Collected data

# # #

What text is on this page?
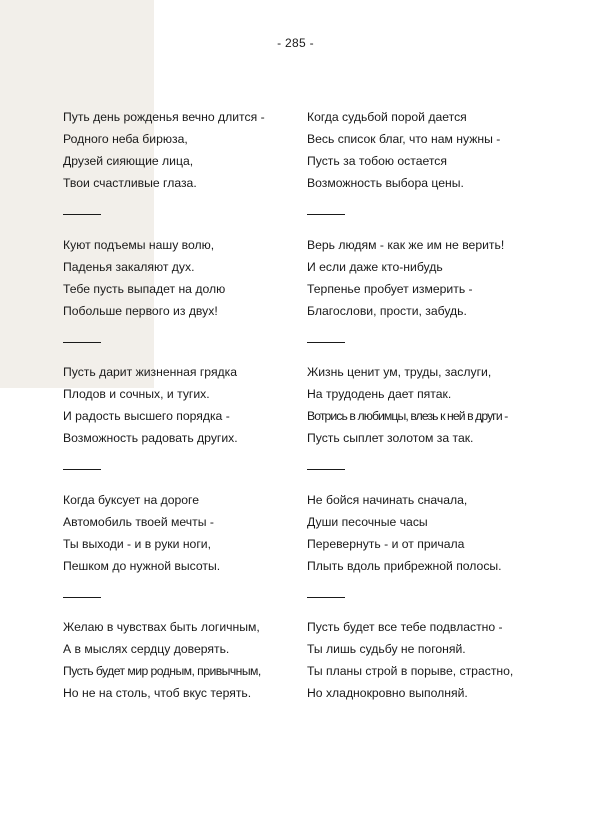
- 285 -
Путь день рожденья вечно длится -
Родного неба бирюза,
Друзей сияющие лица,
Твои счастливые глаза.
Куют подъемы нашу волю,
Паденья закаляют дух.
Тебе пусть выпадет на долю
Побольше первого из двух!
Пусть дарит жизненная грядка
Плодов и сочных, и тугих.
И радость высшего порядка -
Возможность радовать других.
Когда буксует на дороге
Автомобиль твоей мечты -
Ты выходи - и в руки ноги,
Пешком до нужной высоты.
Желаю в чувствах быть логичным,
А в мыслях сердцу доверять.
Пусть будет мир родным, привычным,
Но не на столь, чтоб вкус терять.
Когда судьбой порой дается
Весь список благ, что нам нужны -
Пусть за тобою остается
Возможность выбора цены.
Верь людям - как же им не верить!
И если даже кто-нибудь
Терпенье пробует измерить -
Благослови, прости, забудь.
Жизнь ценит ум, труды, заслуги,
На трудодень дает пятак.
Вотрись в любимцы, влезь к ней в други -
Пусть сыплет золотом за так.
Не бойся начинать сначала,
Души песочные часы
Перевернуть - и от причала
Плыть вдоль прибрежной полосы.
Пусть будет все тебе подвластно -
Ты лишь судьбу не погоняй.
Ты планы строй в порыве, страстно,
Но хладнокровно выполняй.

# # #

■ Aim of the exercise: Review the material and copy each line in which the word "Когда" appears.

■ Answer to the problem:
Когда буксует на дороге
Когда судьбой порой дается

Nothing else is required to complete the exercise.